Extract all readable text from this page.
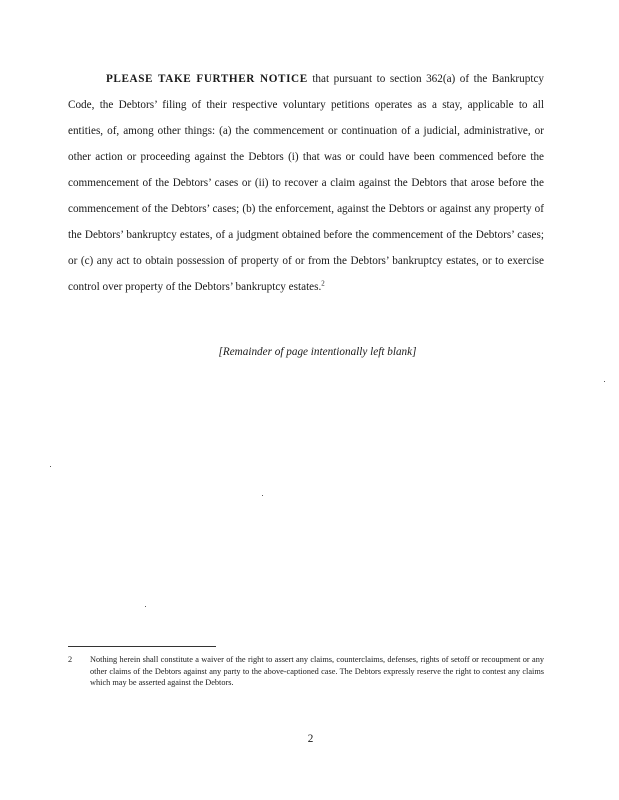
PLEASE TAKE FURTHER NOTICE that pursuant to section 362(a) of the Bankruptcy Code, the Debtors’ filing of their respective voluntary petitions operates as a stay, applicable to all entities, of, among other things: (a) the commencement or continuation of a judicial, administrative, or other action or proceeding against the Debtors (i) that was or could have been commenced before the commencement of the Debtors’ cases or (ii) to recover a claim against the Debtors that arose before the commencement of the Debtors’ cases; (b) the enforcement, against the Debtors or against any property of the Debtors’ bankruptcy estates, of a judgment obtained before the commencement of the Debtors’ cases; or (c) any act to obtain possession of property of or from the Debtors’ bankruptcy estates, or to exercise control over property of the Debtors’ bankruptcy estates.$^2$

[Remainder of page intentionally left blank]
2 Nothing herein shall constitute a waiver of the right to assert any claims, counterclaims, defenses, rights of setoff or recoupment or any other claims of the Debtors against any party to the above-captioned case. The Debtors expressly reserve the right to contest any claims which may be asserted against the Debtors.
2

******************************

### [Task to carry out]
Print each record exactly as it stands, leaving the images out.

### [Exercise output]
Extract all readable text from this page.
PLEASE TAKE FURTHER NOTICE that pursuant to section 362(a) of the Bankruptcy Code, the Debtors’ filing of their respective voluntary petitions operates as a stay, applicable to all entities, of, among other things: (a) the commencement or continuation of a judicial, administrative, or other action or proceeding against the Debtors (i) that was or could have been commenced before the commencement of the Debtors’ cases or (ii) to recover a claim against the Debtors that arose before the commencement of the Debtors’ cases; (b) the enforcement, against the Debtors or against any property of the Debtors’ bankruptcy estates, of a judgment obtained before the commencement of the Debtors’ cases; or (c) any act to obtain possession of property of or from the Debtors’ bankruptcy estates, or to exercise control over property of the Debtors’ bankruptcy estates.$^2$

[Remainder of page intentionally left blank]
2 Nothing herein shall constitute a waiver of the right to assert any claims, counterclaims, defenses, rights of setoff or recoupment or any other claims of the Debtors against any party to the above-captioned case. The Debtors expressly reserve the right to contest any claims which may be asserted against the Debtors.
2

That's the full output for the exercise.